THE EXERCISE – Give the number of lines in this listing that contain "What", with no other words.

[Stored records]
>>>

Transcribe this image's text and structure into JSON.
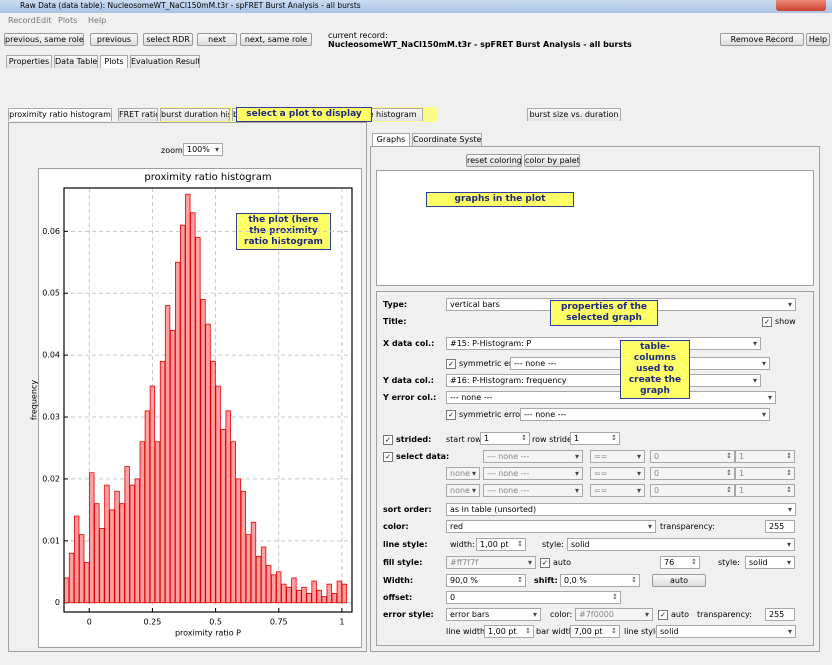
{
  "window": {
    "title": "Raw Data (data table): NucleosomeWT_NaCl150mM.t3r - spFRET Burst Analysis - all bursts"
  },
  "menu": [
    "Record",
    "Edit",
    "Plots",
    "Help"
  ],
  "toolbar": {
    "buttons": [
      "previous, same role",
      "previous",
      "select RDR",
      "next",
      "next, same role"
    ],
    "current_record_label": "current record:",
    "current_record": "NucleosomeWT_NaCl150mM.t3r - spFRET Burst Analysis - all bursts",
    "remove": "Remove Record",
    "help": "Help"
  },
  "tabs": [
    "Properties",
    "Data Table",
    "Plots",
    "Evaluation Results"
  ],
  "plot_tabs": [
    "proximity ratio histogram",
    "FRET ratio histogram",
    "burst duration histogram",
    "burst size histogram",
    "burst countrate histogram",
    "burst size vs. duration"
  ],
  "zoom": {
    "label": "zoom:",
    "value": "100%"
  },
  "chart_data": {
    "type": "histogram",
    "title": "proximity ratio histogram",
    "x_label": "proximity ratio P",
    "y_label": "frequency",
    "color": "#ff9f9f",
    "edge_color": "#e00000",
    "grid": true,
    "bins": [
      -0.1,
      -0.08,
      -0.06,
      -0.04,
      -0.02,
      0,
      0.02,
      0.04,
      0.06,
      0.08,
      0.1,
      0.12,
      0.14,
      0.16,
      0.18,
      0.2,
      0.22,
      0.24,
      0.26,
      0.28,
      0.3,
      0.32,
      0.34,
      0.36,
      0.38,
      0.4,
      0.42,
      0.44,
      0.46,
      0.48,
      0.5,
      0.52,
      0.54,
      0.56,
      0.58,
      0.6,
      0.62,
      0.64,
      0.66,
      0.68,
      0.7,
      0.72,
      0.74,
      0.76,
      0.78,
      0.8,
      0.82,
      0.84,
      0.86,
      0.88,
      0.9,
      0.92,
      0.94,
      0.96,
      0.98,
      1,
      1.02
    ],
    "values": [
      0.004,
      0.008,
      0.014,
      0.011,
      0.0065,
      0.021,
      0.016,
      0.012,
      0.019,
      0.015,
      0.018,
      0.016,
      0.022,
      0.019,
      0.02,
      0.026,
      0.031,
      0.035,
      0.026,
      0.039,
      0.048,
      0.044,
      0.055,
      0.061,
      0.066,
      0.063,
      0.059,
      0.049,
      0.045,
      0.039,
      0.035,
      0.028,
      0.031,
      0.026,
      0.02,
      0.018,
      0.011,
      0.013,
      0.0075,
      0.009,
      0.006,
      0.0045,
      0.005,
      0.003,
      0.0025,
      0.004,
      0.002,
      0.0025,
      0.0015,
      0.0035,
      0.002,
      0.001,
      0.003,
      0.0015,
      0.0035,
      0.003
    ],
    "xlim": [
      -0.1,
      1.04
    ],
    "ylim": [
      -0.0015,
      0.067
    ],
    "xticks": [
      0,
      0.25,
      0.5,
      0.75,
      1
    ],
    "yticks": [
      0,
      0.01,
      0.02,
      0.03,
      0.04,
      0.05,
      0.06
    ]
  },
  "graphs_panel": {
    "tabs": [
      "Graphs",
      "Coordinate System"
    ],
    "buttons": [
      "reset coloring",
      "color by palette"
    ]
  },
  "properties": {
    "type_label": "Type:",
    "type": "vertical bars",
    "title_label": "Title:",
    "show": "show",
    "x_label": "X data col.:",
    "x_col": "#15: P-Histogram: P",
    "sym1": "symmetric errors",
    "x_err": "--- none ---",
    "y_label": "Y data col.:",
    "y_col": "#16: P-Histogram: frequency",
    "yerr_label": "Y error col.:",
    "y_err": "--- none ---",
    "sym2": "symmetric errors",
    "y_err2": "--- none ---",
    "strided_label": "strided:",
    "start_row_label": "start row:",
    "start_row": "1",
    "row_stride_label": "row stride:",
    "row_stride": "1",
    "select_label": "select data:",
    "select_rows": [
      [
        "--- none ---",
        "==",
        "0",
        "1"
      ],
      [
        "none",
        "--- none ---",
        "==",
        "0",
        "1"
      ],
      [
        "none",
        "--- none ---",
        "==",
        "0",
        "1"
      ]
    ],
    "sort_label": "sort order:",
    "sort": "as in table (unsorted)",
    "color_label": "color:",
    "color": "red",
    "transparency_label": "transparency:",
    "transparency": "255",
    "line_label": "line style:",
    "width_label": "width:",
    "line_width": "1,00 pt",
    "style_label": "style:",
    "line_style": "solid",
    "fill_label": "fill style:",
    "fill_color": "#ff7f7f",
    "fill_auto": "auto",
    "fill_value": "76",
    "fill_style_label": "style:",
    "fill_style": "solid",
    "bar_width_label": "Width:",
    "bar_width": "90,0 %",
    "shift_label": "shift:",
    "shift": "0,0 %",
    "auto": "auto",
    "offset_label": "offset:",
    "offset": "0",
    "error_label": "error style:",
    "error": "error bars",
    "error_color_label": "color:",
    "error_color": "#7f0000",
    "error_auto": "auto",
    "error_transparency_label": "transparency:",
    "error_transparency": "255",
    "lw_label": "line width:",
    "lw": "1,00 pt",
    "bw_label": "bar width:",
    "bw": "7,00 pt",
    "ls_label": "line style:",
    "ls": "solid"
  },
  "annotations": {
    "plot": "the plot (here the proximity ratio histogram",
    "select": "select a plot to display",
    "graphs": "graphs in the plot",
    "properties": "properties of the selected graph",
    "columns": "table-columns used to create the graph"
  }
}
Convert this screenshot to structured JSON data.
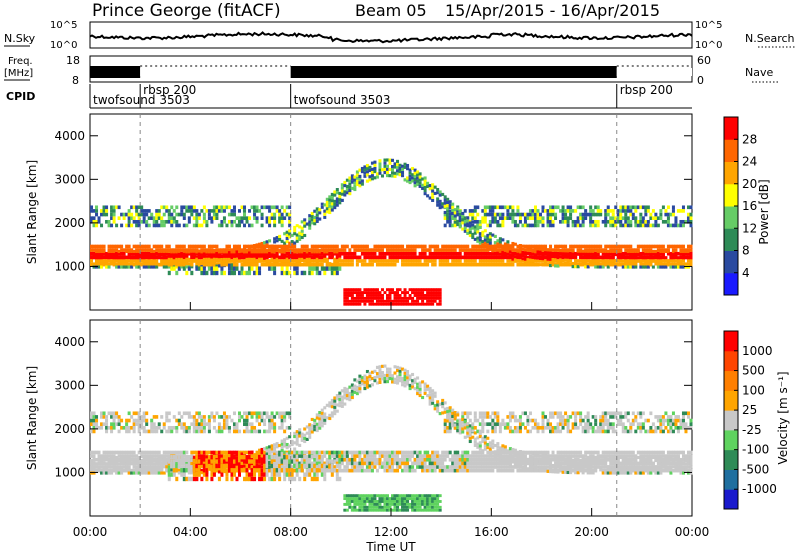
{
  "header": {
    "station": "Prince George (fitACF)",
    "beam": "Beam 05",
    "dates": "15/Apr/2015 - 16/Apr/2015"
  },
  "top_panels": {
    "nsky": {
      "label": "N.Sky",
      "tick_top": "10^5",
      "tick_bottom": "10^0"
    },
    "nsearch": {
      "label": "N.Search",
      "tick_top": "10^5",
      "tick_bottom": "10^0"
    },
    "freq": {
      "label_line1": "Freq.",
      "label_line2": "[MHz]",
      "tick_top": "18",
      "tick_bottom": "8"
    },
    "nave": {
      "label": "Nave",
      "tick_top": "60",
      "tick_bottom": "0"
    },
    "cpid": {
      "label": "CPID",
      "segments": [
        {
          "name": "twofsound 3503",
          "start_h": 0.0
        },
        {
          "name": "rbsp 200",
          "start_h": 2.0
        },
        {
          "name": "twofsound 3503",
          "start_h": 8.0
        },
        {
          "name": "rbsp 200",
          "start_h": 21.0
        }
      ]
    }
  },
  "chart_data": [
    {
      "type": "heatmap",
      "ylabel": "Slant Range [km]",
      "ylim": [
        0,
        4500
      ],
      "yticks": [
        "1000",
        "2000",
        "3000",
        "4000"
      ],
      "colorbar": {
        "label": "Power [dB]",
        "ticks": [
          "4",
          "8",
          "12",
          "16",
          "20",
          "24",
          "28"
        ],
        "colors": [
          "#1a1aff",
          "#2a4aa0",
          "#2e8b57",
          "#66cc66",
          "#ffff00",
          "#ffa500",
          "#ff6600",
          "#ff0000"
        ]
      }
    },
    {
      "type": "heatmap",
      "ylabel": "Slant Range [km]",
      "ylim": [
        0,
        4500
      ],
      "yticks": [
        "1000",
        "2000",
        "3000",
        "4000"
      ],
      "colorbar": {
        "label": "Velocity [m s⁻¹]",
        "ticks": [
          "1000",
          "500",
          "100",
          "25",
          "-25",
          "-100",
          "-500",
          "-1000"
        ],
        "colors": [
          "#1a1acd",
          "#1f6f9f",
          "#2e8b57",
          "#5fd35f",
          "#c8c8c8",
          "#ffa500",
          "#ff7f00",
          "#ff4500",
          "#ff0000"
        ]
      }
    }
  ],
  "xaxis": {
    "label": "Time UT",
    "ticks": [
      "00:00",
      "04:00",
      "08:00",
      "12:00",
      "16:00",
      "20:00",
      "00:00"
    ]
  }
}
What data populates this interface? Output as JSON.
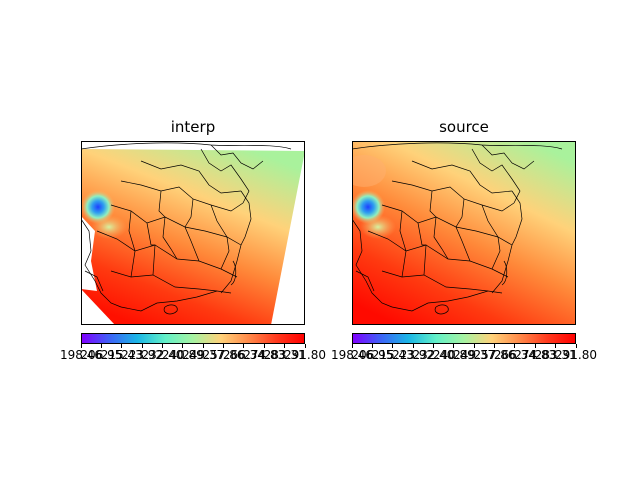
{
  "panels": [
    {
      "id": "interp",
      "title": "interp"
    },
    {
      "id": "source",
      "title": "source"
    }
  ],
  "colorbar": {
    "colormap": "rainbow",
    "stops": [
      "#7f00ff",
      "#3e63f7",
      "#1bb6e6",
      "#62f0c8",
      "#a6f3a2",
      "#ffd27a",
      "#ff8a4a",
      "#ff3a1e",
      "#ff0000"
    ],
    "tick_labels": [
      "198.46",
      "206.95",
      "215.43",
      "223.92",
      "232.40",
      "240.89",
      "249.37",
      "257.86",
      "266.34",
      "274.83",
      "283.31",
      "291.80"
    ],
    "end_label": "291.80"
  },
  "colors": {
    "cold": "#1f3fff",
    "land_warm": "#ff2000",
    "north": "#a9f29c",
    "border": "#000000"
  }
}
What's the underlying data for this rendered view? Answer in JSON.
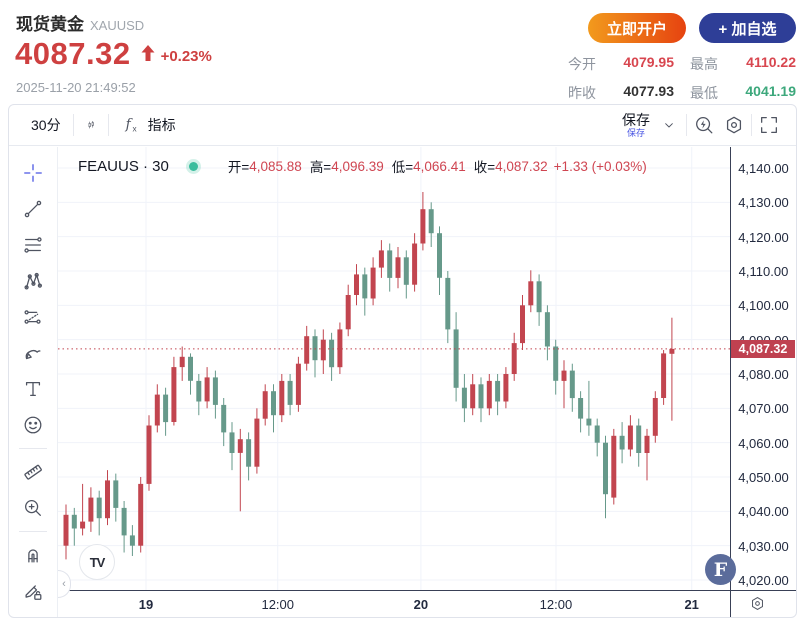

<<<

SOLUTION FOR THIS PROBLEM – 2